- **Data provided**
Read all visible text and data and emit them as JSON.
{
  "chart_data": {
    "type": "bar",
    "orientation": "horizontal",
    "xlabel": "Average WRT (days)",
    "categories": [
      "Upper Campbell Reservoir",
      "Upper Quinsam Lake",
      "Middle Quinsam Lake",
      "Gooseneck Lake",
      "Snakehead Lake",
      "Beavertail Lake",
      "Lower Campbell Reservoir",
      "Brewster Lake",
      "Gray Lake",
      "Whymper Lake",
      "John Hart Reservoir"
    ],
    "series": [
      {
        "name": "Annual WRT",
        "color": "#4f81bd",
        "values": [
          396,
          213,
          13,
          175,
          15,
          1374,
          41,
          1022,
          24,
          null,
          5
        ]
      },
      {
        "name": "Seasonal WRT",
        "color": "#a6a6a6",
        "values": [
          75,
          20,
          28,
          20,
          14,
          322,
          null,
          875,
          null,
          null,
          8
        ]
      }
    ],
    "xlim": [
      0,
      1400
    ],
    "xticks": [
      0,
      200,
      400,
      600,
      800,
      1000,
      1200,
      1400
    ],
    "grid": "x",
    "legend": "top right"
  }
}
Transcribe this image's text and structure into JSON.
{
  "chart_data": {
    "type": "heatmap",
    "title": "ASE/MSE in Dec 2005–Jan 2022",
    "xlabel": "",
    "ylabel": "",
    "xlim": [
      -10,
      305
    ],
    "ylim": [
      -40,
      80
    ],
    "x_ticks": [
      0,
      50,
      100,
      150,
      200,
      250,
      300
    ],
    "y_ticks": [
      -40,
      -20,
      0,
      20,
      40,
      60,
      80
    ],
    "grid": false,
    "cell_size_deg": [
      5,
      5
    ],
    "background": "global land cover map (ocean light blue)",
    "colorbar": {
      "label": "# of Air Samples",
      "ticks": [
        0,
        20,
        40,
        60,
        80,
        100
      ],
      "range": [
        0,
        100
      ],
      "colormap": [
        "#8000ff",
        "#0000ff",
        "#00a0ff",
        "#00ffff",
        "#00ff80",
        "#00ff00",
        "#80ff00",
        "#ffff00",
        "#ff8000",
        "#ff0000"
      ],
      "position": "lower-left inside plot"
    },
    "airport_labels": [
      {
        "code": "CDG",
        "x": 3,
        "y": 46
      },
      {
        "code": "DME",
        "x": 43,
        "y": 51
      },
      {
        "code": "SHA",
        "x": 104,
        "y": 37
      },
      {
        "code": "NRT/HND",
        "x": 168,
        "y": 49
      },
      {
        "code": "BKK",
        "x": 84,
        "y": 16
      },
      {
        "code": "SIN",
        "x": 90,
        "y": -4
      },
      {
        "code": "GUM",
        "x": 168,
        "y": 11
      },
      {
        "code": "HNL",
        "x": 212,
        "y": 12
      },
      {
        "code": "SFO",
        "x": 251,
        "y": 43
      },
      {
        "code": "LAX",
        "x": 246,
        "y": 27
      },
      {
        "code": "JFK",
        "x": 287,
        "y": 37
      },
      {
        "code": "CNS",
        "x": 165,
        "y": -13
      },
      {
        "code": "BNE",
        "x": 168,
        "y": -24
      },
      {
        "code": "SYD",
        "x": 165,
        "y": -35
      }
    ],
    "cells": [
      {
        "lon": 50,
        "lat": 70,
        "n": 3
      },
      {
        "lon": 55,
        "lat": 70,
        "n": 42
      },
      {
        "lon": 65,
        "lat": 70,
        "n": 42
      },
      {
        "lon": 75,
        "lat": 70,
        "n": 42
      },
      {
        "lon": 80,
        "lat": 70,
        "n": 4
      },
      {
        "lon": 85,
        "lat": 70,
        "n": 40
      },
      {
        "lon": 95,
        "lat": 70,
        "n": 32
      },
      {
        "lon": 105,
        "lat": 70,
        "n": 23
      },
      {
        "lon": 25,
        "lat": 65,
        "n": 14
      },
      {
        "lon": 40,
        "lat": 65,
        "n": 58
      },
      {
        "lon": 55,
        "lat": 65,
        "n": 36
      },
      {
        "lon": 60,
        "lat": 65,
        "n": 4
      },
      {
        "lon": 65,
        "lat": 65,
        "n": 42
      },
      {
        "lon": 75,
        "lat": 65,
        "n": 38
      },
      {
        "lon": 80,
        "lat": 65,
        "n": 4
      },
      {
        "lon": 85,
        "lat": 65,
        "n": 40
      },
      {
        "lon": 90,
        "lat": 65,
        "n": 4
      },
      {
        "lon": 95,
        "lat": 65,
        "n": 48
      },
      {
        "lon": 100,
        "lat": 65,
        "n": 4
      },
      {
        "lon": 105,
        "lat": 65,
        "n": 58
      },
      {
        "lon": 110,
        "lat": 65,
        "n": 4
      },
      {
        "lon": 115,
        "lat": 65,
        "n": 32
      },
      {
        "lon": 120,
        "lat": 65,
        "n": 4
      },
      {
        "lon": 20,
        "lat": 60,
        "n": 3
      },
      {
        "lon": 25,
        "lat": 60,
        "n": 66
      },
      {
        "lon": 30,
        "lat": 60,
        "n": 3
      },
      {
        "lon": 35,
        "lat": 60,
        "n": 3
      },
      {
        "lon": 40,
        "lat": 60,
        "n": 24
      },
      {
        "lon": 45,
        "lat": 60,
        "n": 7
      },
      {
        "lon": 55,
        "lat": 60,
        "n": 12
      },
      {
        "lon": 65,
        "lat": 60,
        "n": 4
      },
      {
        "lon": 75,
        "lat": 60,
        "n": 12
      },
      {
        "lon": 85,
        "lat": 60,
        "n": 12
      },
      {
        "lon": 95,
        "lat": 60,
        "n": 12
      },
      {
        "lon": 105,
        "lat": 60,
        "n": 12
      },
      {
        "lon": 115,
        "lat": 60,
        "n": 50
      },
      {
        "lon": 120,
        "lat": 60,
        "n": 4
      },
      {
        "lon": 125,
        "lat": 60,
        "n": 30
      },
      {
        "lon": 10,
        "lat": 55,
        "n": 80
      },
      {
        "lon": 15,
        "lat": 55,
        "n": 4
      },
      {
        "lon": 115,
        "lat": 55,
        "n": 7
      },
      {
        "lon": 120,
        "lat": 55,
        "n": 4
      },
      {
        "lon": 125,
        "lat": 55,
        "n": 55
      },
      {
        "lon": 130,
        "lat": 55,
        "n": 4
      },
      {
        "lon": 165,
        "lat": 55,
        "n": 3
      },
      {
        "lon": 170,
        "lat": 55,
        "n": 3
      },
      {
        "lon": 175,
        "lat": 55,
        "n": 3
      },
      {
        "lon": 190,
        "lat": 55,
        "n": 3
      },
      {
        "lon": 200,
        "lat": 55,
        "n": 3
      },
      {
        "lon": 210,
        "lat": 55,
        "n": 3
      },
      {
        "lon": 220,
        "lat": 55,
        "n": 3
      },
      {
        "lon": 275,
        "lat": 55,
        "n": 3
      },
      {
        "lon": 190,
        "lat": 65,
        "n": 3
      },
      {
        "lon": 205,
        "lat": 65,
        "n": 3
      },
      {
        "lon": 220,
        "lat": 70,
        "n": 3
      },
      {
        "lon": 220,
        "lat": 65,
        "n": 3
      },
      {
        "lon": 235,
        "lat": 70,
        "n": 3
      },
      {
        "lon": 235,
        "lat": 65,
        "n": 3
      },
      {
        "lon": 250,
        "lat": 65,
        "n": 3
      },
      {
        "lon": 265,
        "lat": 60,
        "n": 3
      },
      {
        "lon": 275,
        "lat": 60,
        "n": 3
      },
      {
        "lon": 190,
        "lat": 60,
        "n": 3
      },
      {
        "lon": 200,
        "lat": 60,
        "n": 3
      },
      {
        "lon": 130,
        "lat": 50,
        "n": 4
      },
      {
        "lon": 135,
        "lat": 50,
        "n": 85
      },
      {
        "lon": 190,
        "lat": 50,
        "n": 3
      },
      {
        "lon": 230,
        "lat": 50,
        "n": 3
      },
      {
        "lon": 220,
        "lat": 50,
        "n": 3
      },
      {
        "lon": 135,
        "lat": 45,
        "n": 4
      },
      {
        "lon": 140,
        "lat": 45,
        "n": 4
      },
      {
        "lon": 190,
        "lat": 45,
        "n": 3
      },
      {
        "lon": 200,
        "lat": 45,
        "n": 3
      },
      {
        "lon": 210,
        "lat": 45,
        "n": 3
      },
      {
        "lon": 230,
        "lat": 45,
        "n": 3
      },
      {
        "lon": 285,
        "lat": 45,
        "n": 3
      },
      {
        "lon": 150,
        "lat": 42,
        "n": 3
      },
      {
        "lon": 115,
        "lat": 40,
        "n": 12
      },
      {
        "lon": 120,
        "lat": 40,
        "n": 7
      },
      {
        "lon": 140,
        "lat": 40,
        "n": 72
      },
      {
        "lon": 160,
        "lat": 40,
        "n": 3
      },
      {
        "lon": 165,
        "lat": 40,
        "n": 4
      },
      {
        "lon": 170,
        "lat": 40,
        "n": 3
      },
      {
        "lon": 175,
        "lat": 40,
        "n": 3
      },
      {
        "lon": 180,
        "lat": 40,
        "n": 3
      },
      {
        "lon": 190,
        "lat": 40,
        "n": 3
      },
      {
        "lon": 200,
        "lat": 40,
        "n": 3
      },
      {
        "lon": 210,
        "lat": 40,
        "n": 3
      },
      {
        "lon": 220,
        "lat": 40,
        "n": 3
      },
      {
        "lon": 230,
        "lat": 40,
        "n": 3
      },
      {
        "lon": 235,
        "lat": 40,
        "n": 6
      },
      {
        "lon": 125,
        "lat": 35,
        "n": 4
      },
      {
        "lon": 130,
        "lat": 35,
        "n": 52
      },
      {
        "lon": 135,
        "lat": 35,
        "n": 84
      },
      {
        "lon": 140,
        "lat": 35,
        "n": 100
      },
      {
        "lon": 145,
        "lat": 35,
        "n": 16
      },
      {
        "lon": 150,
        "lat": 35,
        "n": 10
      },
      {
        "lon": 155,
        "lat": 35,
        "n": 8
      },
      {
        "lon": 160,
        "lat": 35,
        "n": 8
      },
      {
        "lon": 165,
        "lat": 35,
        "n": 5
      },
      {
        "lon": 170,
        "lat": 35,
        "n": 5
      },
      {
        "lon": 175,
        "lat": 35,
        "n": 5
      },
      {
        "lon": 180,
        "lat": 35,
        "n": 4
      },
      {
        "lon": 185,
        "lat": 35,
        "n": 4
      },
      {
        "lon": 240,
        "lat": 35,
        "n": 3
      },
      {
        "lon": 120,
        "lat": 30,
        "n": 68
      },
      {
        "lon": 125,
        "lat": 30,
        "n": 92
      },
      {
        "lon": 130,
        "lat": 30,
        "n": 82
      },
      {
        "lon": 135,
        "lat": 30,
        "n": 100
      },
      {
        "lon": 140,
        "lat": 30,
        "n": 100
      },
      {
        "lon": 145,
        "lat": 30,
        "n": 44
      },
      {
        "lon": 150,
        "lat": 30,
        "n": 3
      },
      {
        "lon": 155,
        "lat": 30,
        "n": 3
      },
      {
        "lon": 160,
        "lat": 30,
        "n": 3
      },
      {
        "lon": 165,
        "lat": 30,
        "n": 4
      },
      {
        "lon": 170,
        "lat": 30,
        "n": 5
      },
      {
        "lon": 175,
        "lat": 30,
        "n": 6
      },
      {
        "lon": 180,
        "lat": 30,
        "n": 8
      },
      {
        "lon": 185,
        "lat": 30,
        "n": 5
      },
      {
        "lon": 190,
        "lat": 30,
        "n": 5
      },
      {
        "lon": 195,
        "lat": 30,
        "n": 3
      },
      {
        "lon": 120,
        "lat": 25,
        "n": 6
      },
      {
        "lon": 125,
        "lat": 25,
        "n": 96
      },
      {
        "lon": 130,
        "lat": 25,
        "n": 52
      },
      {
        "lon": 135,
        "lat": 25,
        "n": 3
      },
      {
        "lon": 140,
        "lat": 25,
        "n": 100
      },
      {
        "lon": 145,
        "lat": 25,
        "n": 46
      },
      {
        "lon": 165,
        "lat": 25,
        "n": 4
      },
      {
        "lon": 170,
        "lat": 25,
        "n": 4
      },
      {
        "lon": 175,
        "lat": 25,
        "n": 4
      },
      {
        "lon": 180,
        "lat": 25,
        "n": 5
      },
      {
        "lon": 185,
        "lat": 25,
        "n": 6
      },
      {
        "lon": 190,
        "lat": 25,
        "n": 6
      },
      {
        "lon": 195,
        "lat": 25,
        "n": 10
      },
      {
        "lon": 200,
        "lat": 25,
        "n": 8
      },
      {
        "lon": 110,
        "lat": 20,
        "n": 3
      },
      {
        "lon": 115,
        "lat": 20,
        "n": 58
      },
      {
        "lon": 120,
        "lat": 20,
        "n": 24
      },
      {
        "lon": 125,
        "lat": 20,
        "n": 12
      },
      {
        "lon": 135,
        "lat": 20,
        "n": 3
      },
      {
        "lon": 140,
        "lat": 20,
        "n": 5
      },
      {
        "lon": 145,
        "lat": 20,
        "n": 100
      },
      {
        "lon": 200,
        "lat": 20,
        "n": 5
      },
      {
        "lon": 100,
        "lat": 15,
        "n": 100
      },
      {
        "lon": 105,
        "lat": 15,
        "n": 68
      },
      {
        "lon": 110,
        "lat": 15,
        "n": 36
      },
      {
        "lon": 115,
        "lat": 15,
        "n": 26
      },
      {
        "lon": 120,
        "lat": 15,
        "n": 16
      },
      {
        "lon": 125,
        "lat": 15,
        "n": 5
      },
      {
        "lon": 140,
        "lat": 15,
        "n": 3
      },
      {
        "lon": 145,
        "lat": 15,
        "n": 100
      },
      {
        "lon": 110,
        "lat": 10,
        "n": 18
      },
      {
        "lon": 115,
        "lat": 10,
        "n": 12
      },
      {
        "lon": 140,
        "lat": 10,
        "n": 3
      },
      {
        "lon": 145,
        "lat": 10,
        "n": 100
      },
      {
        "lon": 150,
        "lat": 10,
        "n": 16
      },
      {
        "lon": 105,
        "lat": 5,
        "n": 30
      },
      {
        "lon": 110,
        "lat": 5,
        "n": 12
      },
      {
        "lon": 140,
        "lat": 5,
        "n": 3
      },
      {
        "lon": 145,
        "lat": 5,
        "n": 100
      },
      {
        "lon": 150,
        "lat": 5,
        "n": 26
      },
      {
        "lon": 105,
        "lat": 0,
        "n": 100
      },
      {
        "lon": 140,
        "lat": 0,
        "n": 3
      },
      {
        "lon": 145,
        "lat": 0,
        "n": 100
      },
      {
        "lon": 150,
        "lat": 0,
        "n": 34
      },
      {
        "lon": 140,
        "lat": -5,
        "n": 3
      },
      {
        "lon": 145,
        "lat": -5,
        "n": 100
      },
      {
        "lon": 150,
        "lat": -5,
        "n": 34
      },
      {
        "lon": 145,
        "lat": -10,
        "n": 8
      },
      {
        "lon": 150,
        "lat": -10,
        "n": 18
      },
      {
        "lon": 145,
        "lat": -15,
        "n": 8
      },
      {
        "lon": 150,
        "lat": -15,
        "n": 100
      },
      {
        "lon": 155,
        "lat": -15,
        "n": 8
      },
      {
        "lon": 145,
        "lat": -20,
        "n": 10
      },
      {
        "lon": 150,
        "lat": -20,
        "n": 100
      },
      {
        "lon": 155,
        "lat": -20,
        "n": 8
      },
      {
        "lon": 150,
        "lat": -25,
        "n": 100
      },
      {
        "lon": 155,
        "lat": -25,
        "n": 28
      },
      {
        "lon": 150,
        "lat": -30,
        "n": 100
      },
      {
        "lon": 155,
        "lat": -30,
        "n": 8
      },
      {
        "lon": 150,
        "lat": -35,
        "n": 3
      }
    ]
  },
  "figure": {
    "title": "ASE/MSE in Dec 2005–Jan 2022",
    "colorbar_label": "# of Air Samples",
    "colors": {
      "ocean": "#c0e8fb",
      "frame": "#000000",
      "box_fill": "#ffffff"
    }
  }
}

- **Directive**
Tally the lines of the listing that include "Campbell". Reply with nothing but the count.

- **Finished task**
2